-- SHORT TASK --
Reply with one number: the count of lines in the listing that contain the string "undata".

-- AVAILABLE DATA --
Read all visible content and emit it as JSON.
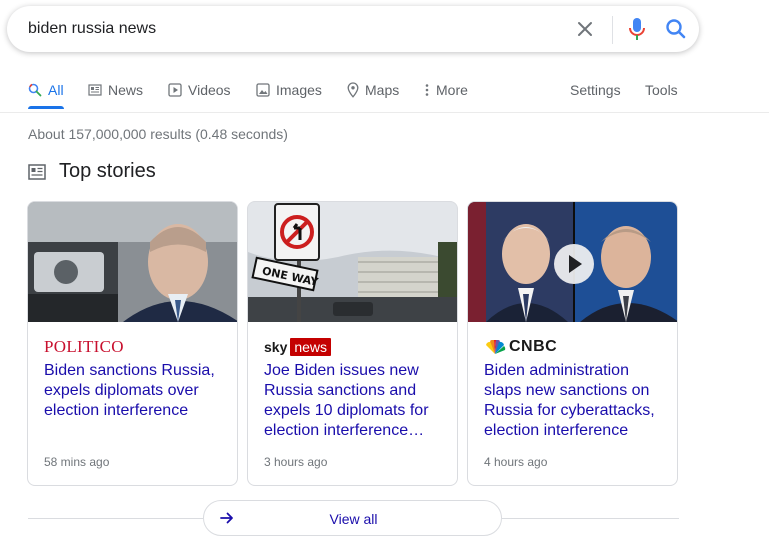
{
  "search": {
    "query": "biden russia news"
  },
  "icons": {
    "clear": "close-icon",
    "mic": "microphone-icon",
    "search": "search-icon"
  },
  "tabs": [
    {
      "label": "All",
      "icon": "search-icon",
      "active": true
    },
    {
      "label": "News",
      "icon": "newspaper-icon"
    },
    {
      "label": "Videos",
      "icon": "play-icon"
    },
    {
      "label": "Images",
      "icon": "image-icon"
    },
    {
      "label": "Maps",
      "icon": "map-pin-icon"
    },
    {
      "label": "More",
      "icon": "kebab-icon"
    }
  ],
  "tools": {
    "settings": "Settings",
    "tools": "Tools"
  },
  "result_stats": "About 157,000,000 results (0.48 seconds)",
  "top_stories": {
    "title": "Top stories",
    "cards": [
      {
        "publisher": "POLITICO",
        "headline": "Biden sanctions Russia, expels diplomats over election interference",
        "age": "58 mins ago"
      },
      {
        "publisher_a": "sky",
        "publisher_b": "news",
        "headline": "Joe Biden issues new Russia sanctions and expels 10 diplomats for election interference and…",
        "age": "3 hours ago"
      },
      {
        "publisher": "CNBC",
        "headline": "Biden administration slaps new sanctions on Russia for cyberattacks, election interference",
        "age": "4 hours ago"
      }
    ],
    "view_all": "View all"
  },
  "sign_text": "ONE WAY",
  "colors": {
    "accent_blue": "#1a73e8",
    "link": "#1a0dab",
    "politico_red": "#c8102e",
    "sky_red": "#c40000"
  }
}
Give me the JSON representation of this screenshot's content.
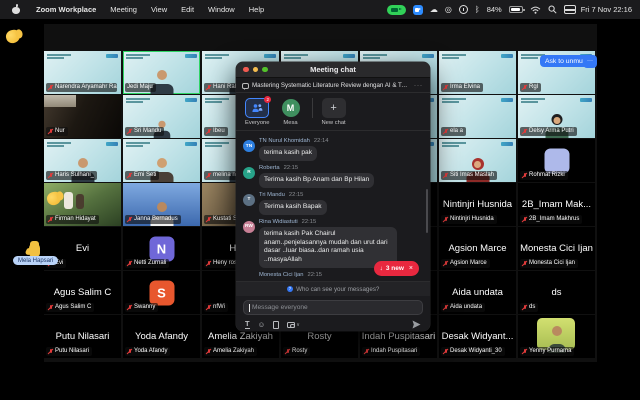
{
  "menu_bar": {
    "items": [
      "Zoom Workplace",
      "Meeting",
      "View",
      "Edit",
      "Window",
      "Help"
    ],
    "battery_percent": "84%",
    "clock": "Fri 7 Nov 22:16"
  },
  "meeting": {
    "ask_to_unmute_label": "Ask to unmute",
    "more_label": "···",
    "raised_reaction_name": "Mela Hapsari",
    "accent_active_border": "#2fd566",
    "tiles": [
      {
        "row": 1,
        "col": 1,
        "kind": "teal",
        "label": "Narendra Aryamahr Raza",
        "muted": true
      },
      {
        "row": 1,
        "col": 2,
        "kind": "teal",
        "label": "Jedi Maju",
        "muted": false,
        "active": true,
        "person": "p-man"
      },
      {
        "row": 1,
        "col": 3,
        "kind": "teal",
        "label": "Hani Raha...",
        "muted": true,
        "person": "p-man"
      },
      {
        "row": 1,
        "col": 4,
        "kind": "teal",
        "label": "",
        "muted": false
      },
      {
        "row": 1,
        "col": 5,
        "kind": "teal",
        "label": "",
        "muted": false
      },
      {
        "row": 1,
        "col": 6,
        "kind": "teal",
        "label": "Irma Elvina",
        "muted": true
      },
      {
        "row": 1,
        "col": 7,
        "kind": "teal",
        "label": "Rgl",
        "muted": true
      },
      {
        "row": 2,
        "col": 1,
        "kind": "photo",
        "photo": "ph-darkroom",
        "label": "Nur",
        "muted": true
      },
      {
        "row": 2,
        "col": 2,
        "kind": "teal",
        "label": "Sri Mandu",
        "muted": true,
        "person": "p-small"
      },
      {
        "row": 2,
        "col": 3,
        "kind": "teal",
        "label": "Ibeu",
        "muted": true
      },
      {
        "row": 2,
        "col": 4,
        "kind": "teal",
        "label": "",
        "muted": false
      },
      {
        "row": 2,
        "col": 5,
        "kind": "teal",
        "label": "",
        "muted": false
      },
      {
        "row": 2,
        "col": 6,
        "kind": "teal",
        "label": "ela a",
        "muted": true
      },
      {
        "row": 2,
        "col": 7,
        "kind": "teal",
        "label": "Delsy Arma Putri",
        "muted": true,
        "person": "p-hair"
      },
      {
        "row": 3,
        "col": 1,
        "kind": "teal",
        "label": "Haris Sulhani_",
        "muted": true,
        "person": "p-man"
      },
      {
        "row": 3,
        "col": 2,
        "kind": "teal",
        "label": "Emi Seti",
        "muted": true,
        "person": "p-skin"
      },
      {
        "row": 3,
        "col": 3,
        "kind": "teal",
        "label": "melina ni...",
        "muted": true,
        "person": "p-dark"
      },
      {
        "row": 3,
        "col": 4,
        "kind": "teal",
        "label": "",
        "muted": false
      },
      {
        "row": 3,
        "col": 5,
        "kind": "teal",
        "label": "",
        "muted": false
      },
      {
        "row": 3,
        "col": 6,
        "kind": "teal",
        "label": "Siti Imas Maslah",
        "muted": true,
        "person": "p-hijab"
      },
      {
        "row": 3,
        "col": 7,
        "kind": "avatar",
        "avatar_color": "#aeb9ea",
        "avatar_letter": "",
        "label": "Rohmat Rizki",
        "muted": true
      },
      {
        "row": 4,
        "col": 1,
        "kind": "photo",
        "photo": "ph-outdoor",
        "label": "Firman Hidayat",
        "muted": true
      },
      {
        "row": 4,
        "col": 2,
        "kind": "photo",
        "photo": "ph-blue",
        "label": "Janna Bernadus",
        "muted": true,
        "person": "p-shirt"
      },
      {
        "row": 4,
        "col": 3,
        "kind": "photo",
        "photo": "ph-tan",
        "label": "Kustati SL...",
        "muted": true
      },
      {
        "row": 4,
        "col": 4,
        "kind": "name",
        "display": "",
        "label": "",
        "muted": false
      },
      {
        "row": 4,
        "col": 5,
        "kind": "name",
        "display": "",
        "label": "",
        "muted": false
      },
      {
        "row": 4,
        "col": 6,
        "kind": "name",
        "display": "Nintinjri Husnida",
        "label": "Nintinjri Husnida",
        "muted": true
      },
      {
        "row": 4,
        "col": 7,
        "kind": "name",
        "display": "2B_Imam Mak...",
        "label": "2B_Imam Makhrus",
        "muted": true
      },
      {
        "row": 5,
        "col": 1,
        "kind": "name",
        "display": "Evi",
        "label": "Evi",
        "muted": true
      },
      {
        "row": 5,
        "col": 2,
        "kind": "avatar",
        "avatar_color": "#6f67d8",
        "avatar_letter": "N",
        "label": "Netti Zurnali",
        "muted": true
      },
      {
        "row": 5,
        "col": 3,
        "kind": "name",
        "display": "Heny",
        "label": "Heny rosa",
        "muted": true
      },
      {
        "row": 5,
        "col": 4,
        "kind": "name",
        "display": "",
        "label": "",
        "muted": false
      },
      {
        "row": 5,
        "col": 5,
        "kind": "name",
        "display": "",
        "label": "",
        "muted": false
      },
      {
        "row": 5,
        "col": 6,
        "kind": "name",
        "display": "Agsion Marce",
        "label": "Agsion Marce",
        "muted": true
      },
      {
        "row": 5,
        "col": 7,
        "kind": "name",
        "display": "Monesta Cici Ijan",
        "label": "Monesta Cici Ijan",
        "muted": true
      },
      {
        "row": 6,
        "col": 1,
        "kind": "name",
        "display": "Agus Salim C",
        "label": "Agus Salim C",
        "muted": true
      },
      {
        "row": 6,
        "col": 2,
        "kind": "avatar",
        "avatar_color": "#e8572e",
        "avatar_letter": "S",
        "label": "Swanny",
        "muted": true
      },
      {
        "row": 6,
        "col": 3,
        "kind": "name",
        "display": "",
        "label": "nfWi",
        "muted": true
      },
      {
        "row": 6,
        "col": 4,
        "kind": "name",
        "display": "",
        "label": "",
        "muted": false
      },
      {
        "row": 6,
        "col": 5,
        "kind": "name",
        "display": "",
        "label": "",
        "muted": false
      },
      {
        "row": 6,
        "col": 6,
        "kind": "name",
        "display": "Aida undata",
        "label": "Aida undata",
        "muted": true
      },
      {
        "row": 6,
        "col": 7,
        "kind": "name",
        "display": "ds",
        "label": "ds",
        "muted": true
      },
      {
        "row": 7,
        "col": 1,
        "kind": "name",
        "display": "Putu Nilasari",
        "label": "Putu Nilasari",
        "muted": true
      },
      {
        "row": 7,
        "col": 2,
        "kind": "name",
        "display": "Yoda Afandy",
        "label": "Yoda Afandy",
        "muted": true
      },
      {
        "row": 7,
        "col": 3,
        "kind": "name",
        "display": "Amelia Zakiyah",
        "label": "Amelia Zakiyah",
        "muted": true
      },
      {
        "row": 7,
        "col": 4,
        "kind": "name",
        "display": "Rosty",
        "label": "Rosty",
        "muted": true
      },
      {
        "row": 7,
        "col": 5,
        "kind": "name",
        "display": "Indah Puspitasari",
        "label": "Indah Puspitasari",
        "muted": true
      },
      {
        "row": 7,
        "col": 6,
        "kind": "name",
        "display": "Desak Widyant...",
        "label": "Desak Widyanti_30",
        "muted": true
      },
      {
        "row": 7,
        "col": 7,
        "kind": "photo",
        "photo": "ph-yenny",
        "label": "Yenny Purnama",
        "muted": true,
        "person": "p-yenny"
      }
    ]
  },
  "chat": {
    "window_title": "Meeting chat",
    "topic": "Mastering Systematic Literature Review dengan AI & Tool...",
    "topic_more": "···",
    "tabs": {
      "everyone": "Everyone",
      "everyone_badge": "2",
      "direct": "Mesa",
      "new_chat": "New chat"
    },
    "messages": [
      {
        "initials": "TN",
        "avatar_color": "#2d7fe0",
        "name": "TN Nurul Khomidah",
        "time": "22:14",
        "text": "terima kasih pak"
      },
      {
        "initials": "R",
        "avatar_color": "#27a389",
        "name": "Roberta",
        "time": "22:15",
        "text": "Terima kasih Bp Anam dan Bp Hilan"
      },
      {
        "initials": "T",
        "avatar_color": "#5c7083",
        "name": "Tri Mandu",
        "time": "22:15",
        "text": "Terima kasih Bapak"
      },
      {
        "initials": "RW",
        "avatar_color": "#c77f95",
        "name": "Rina Widiastuti",
        "time": "22:15",
        "text": "terima kasih Pak Chairul anam..penjelasannya mudah dan urut dari dasar ..luar biasa..dan ramah usia ..masyaAllah"
      },
      {
        "initials": "M",
        "avatar_color": "#8a64d8",
        "name": "Monesta Cici Ijan",
        "time": "22:15",
        "text": ""
      }
    ],
    "new_messages_arrow": "↓",
    "new_messages_label": "3 new",
    "new_messages_close": "×",
    "privacy_note": "Who can see your messages?",
    "input_placeholder": "Message everyone",
    "accent_red": "#e8283f",
    "accent_blue": "#4387ff"
  }
}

-- SOLUTION --
2